ECLI:NL:OGAACMB:2019:69

Gerecht in Ambtenarenzaken van Aruba, Curaçao, Sint Maarten en van Bonaire, Sint Eustatius en Saba

Datum uitspraak
15 juli 2019
Publicatiedatum
16 augustus 2019
Zaaknummer
GAZ CUR201100014
Instantie
Gerecht in Ambtenarenzaken van Aruba, Curaçao, Sint Maarten en van Bonaire, Sint Eustatius en Saba
Type
Uitspraak
Procedures
  • Bodemzaak
Rechters
  • N.M. Martinez
Vindplaatsen
  • Rechtspraak.nl
AI samenvatting door LexboostAutomatisch gegenereerd

Bevordering van ambtenaar en de bevoegdheid van de minister van Justitie

In deze zaak heeft klager, een ambtenaar in dienst van het Land Curaçao, verzocht om bevordering naar een hogere functie. Klager is sinds 1990 in dienst en heeft in 1997 de hoogste rang binnen zijn functie bereikt. Hij heeft echter sinds 1997 geen bevordering meer ontvangen en stelt dat de minister van Justitie willekeurig andere ambtenaren heeft benoemd, waardoor zijn carrièremogelijkheden zijn beperkt. Klager heeft bezwaar gemaakt tegen de afwijzing van zijn bevorderingsverzoek door de minister.

..........

Zet de leestekst over het bevorderingsverzoek van de ambtenaar van het Land Curaçao voort, aansluitend op de laatste zin.

**Aangeleverd materiaal**
..........

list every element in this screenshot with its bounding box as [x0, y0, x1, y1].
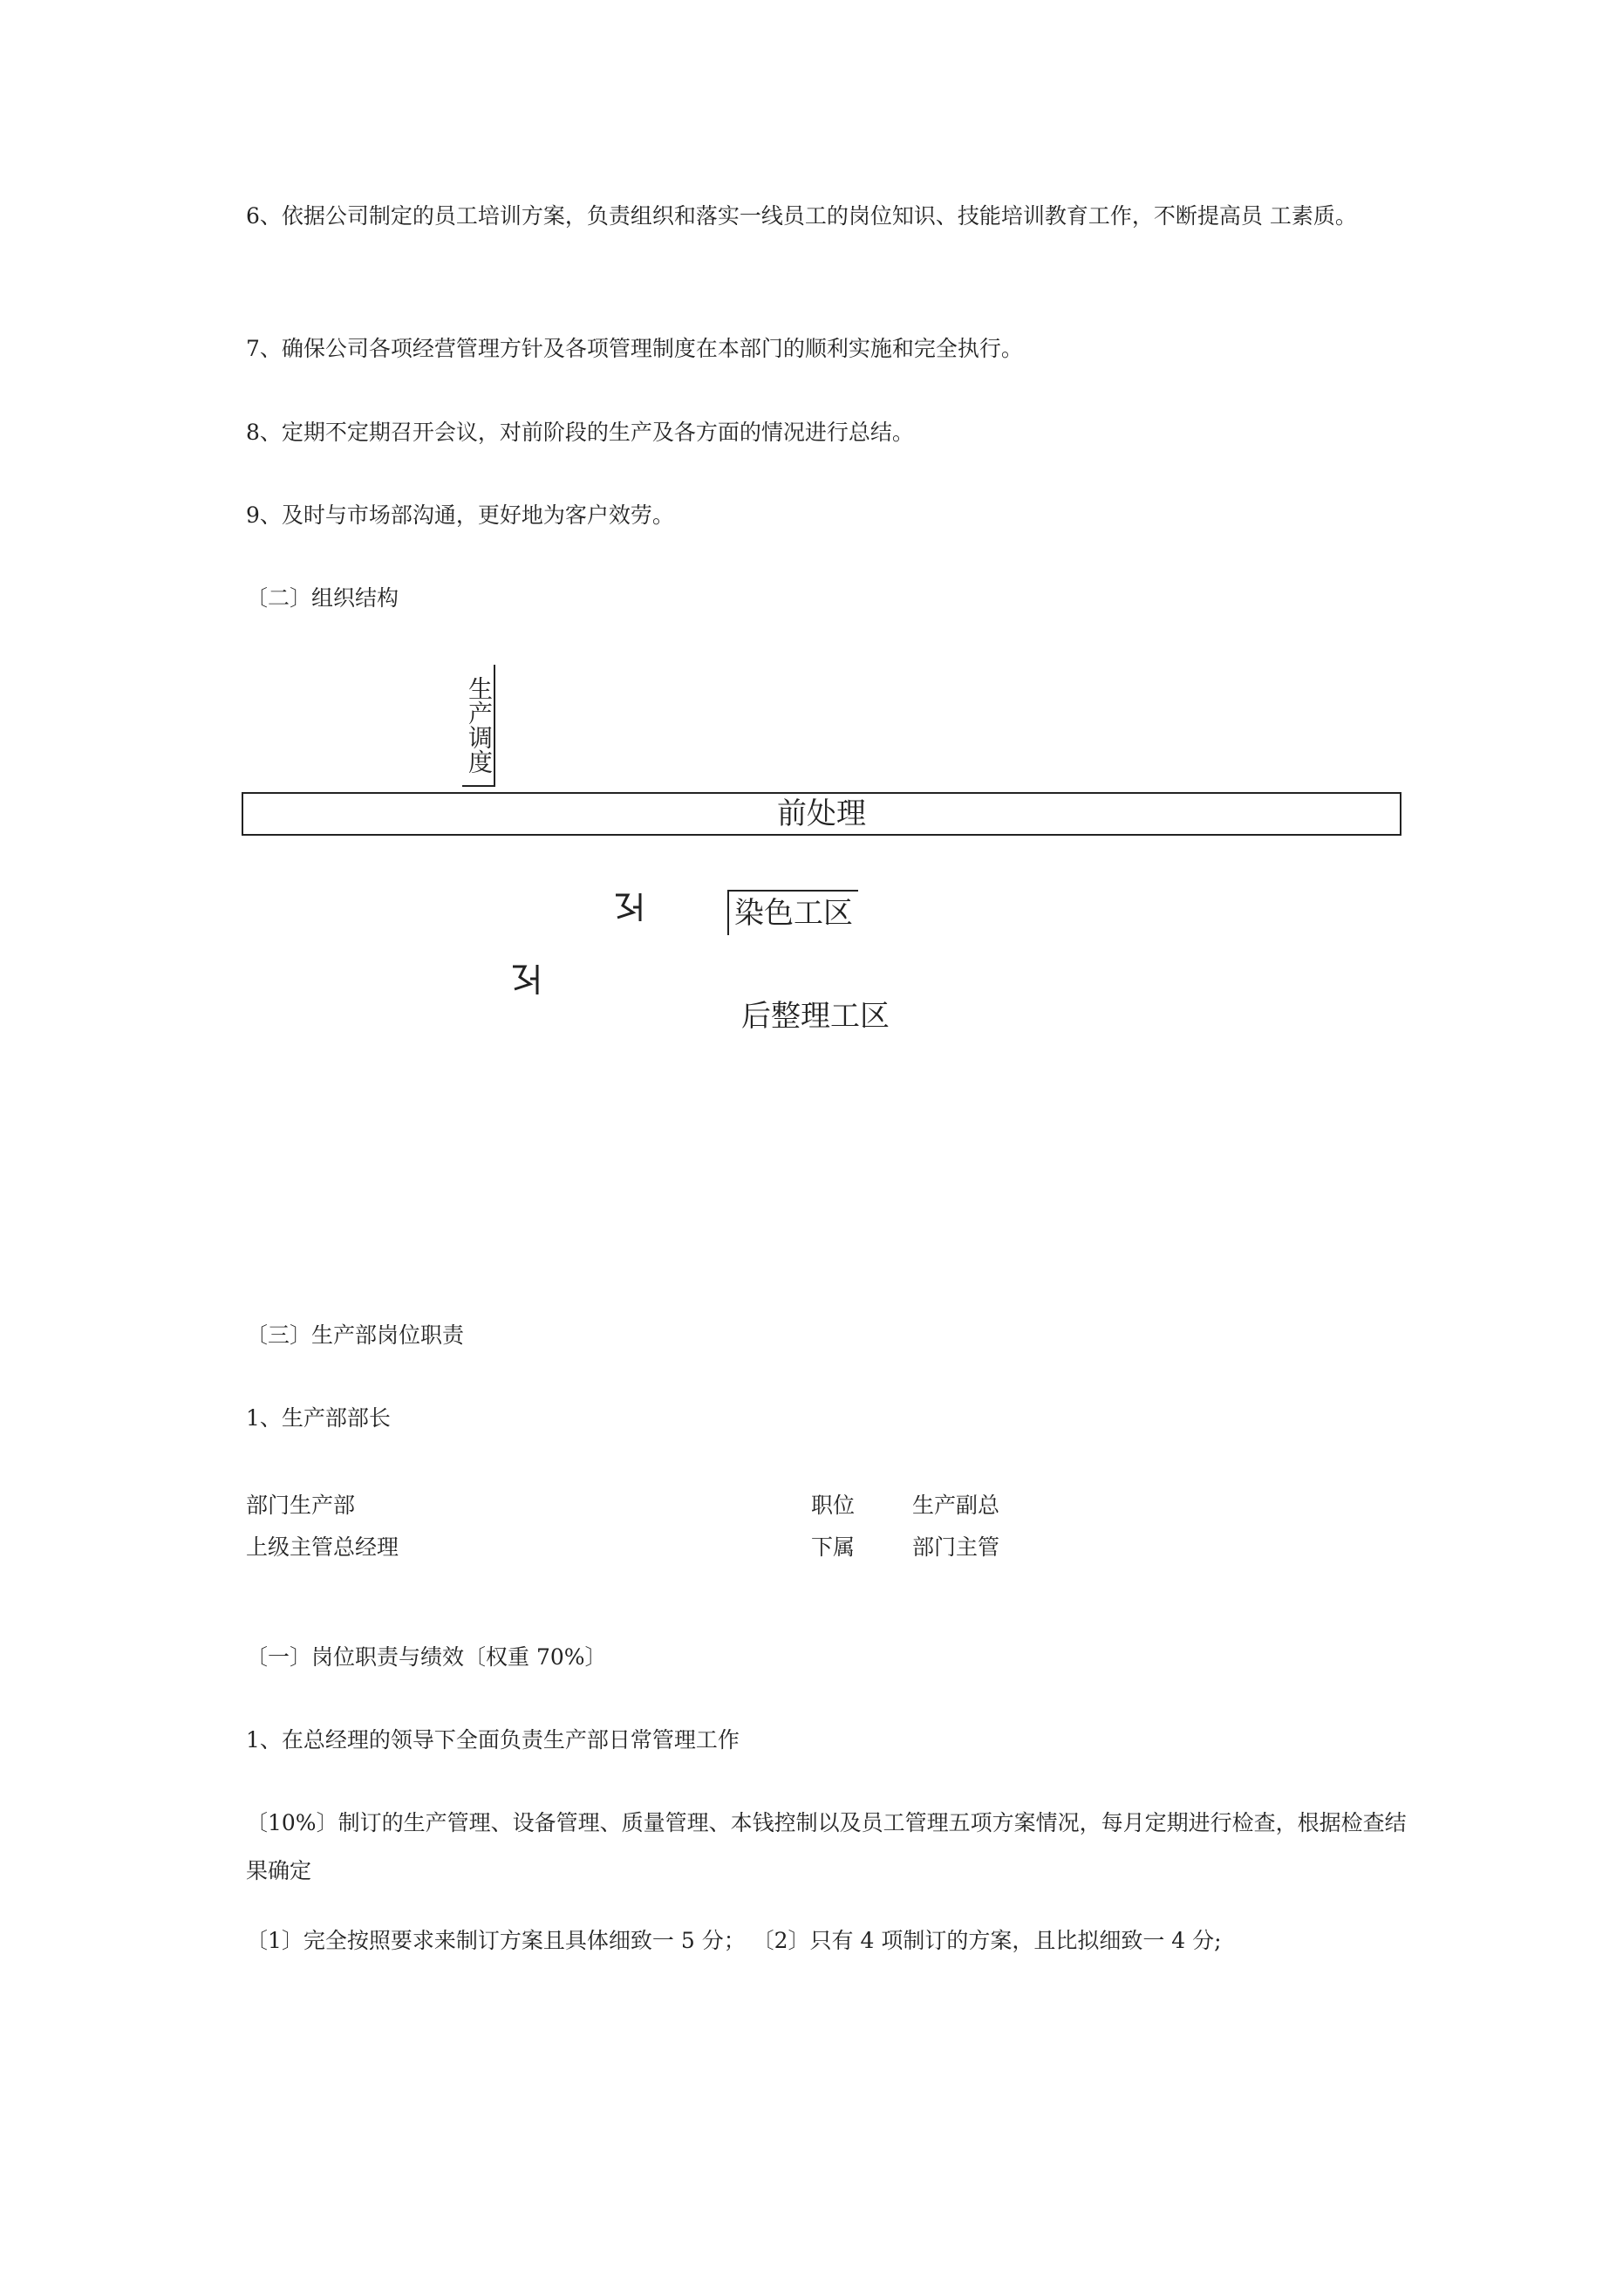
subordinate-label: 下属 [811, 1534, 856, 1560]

..........

**Juiste antwoord**
Het Gerecht in Ambtenarenzaken heeft de zaak behandeld op 17 juni 2019, waarbij klager werd bijgestaan door zijn advocaat. De rechter heeft overwogen dat de minister niet bevoegd was om het verzoek van klager af te wijzen, omdat een bevordering bij landsbesluit tot stand moet komen. De beslissing van de minister werd daarom als onbevoegdelijk en nietig beschouwd, maar het Gerecht verklaarde dat de minister achter het besluit stond, waardoor de nietigheid gedekt werd verklaard.

Het Gerecht concludeerde dat klager onvoldoende had gespecificeerd in welke hogere functie hij benoemd wilde worden en dat er een selectieprocedure aan benoemingen voorafgaat. Klager mocht niet verwachten dat deze procedure zou worden overgeslagen. Ook werd vastgesteld dat er geen grond was voor het opleggen van een dwangsom, zoals door klager verzocht. Uiteindelijk verklaarde het Gerecht het bezwaar van klager gegrond, maar het bestreden besluit werd voor gedekt verklaard.

De uitspraak werd gedaan door rechter N.M. Martinez en is openbaar uitgesproken op 15 juli 2019. Tegen deze uitspraak staat hoger beroep open bij de Raad van Beroep in Ambtenarenzaken binnen dertig dagen na de uitspraak.

Uitspraak

GERECHT IN AMBTENARENZAKEN VAN CURAÇAO

Uitspraak
in de zaak van:

[klager],

wonende in Curaçao,
klager,
gemachtigde: mr. A.K.E. Henriquez, advocaat,
tegen

de minister van Justitie van Curaçao,

verweerder,
gemachtigde: voorheen mr. W.R. Flocker, advocaat, thans mr. Z.V.I. Isenia, jurist.

Procesverloop

Bij brief van 25 februari 2011 heeft klager aan verweerder verzocht om hem te bevorderen naar een hogere beschikbare functie.
Bij brief van 4 juli 2011 heeft verweerder dat verzoek afgewezen (het bestreden besluit).
Op 3 augustus 2011 heeft klager hiertegen bezwaar gemaakt (het bezwaar).
Verweerder heeft een contramemorie ingediend.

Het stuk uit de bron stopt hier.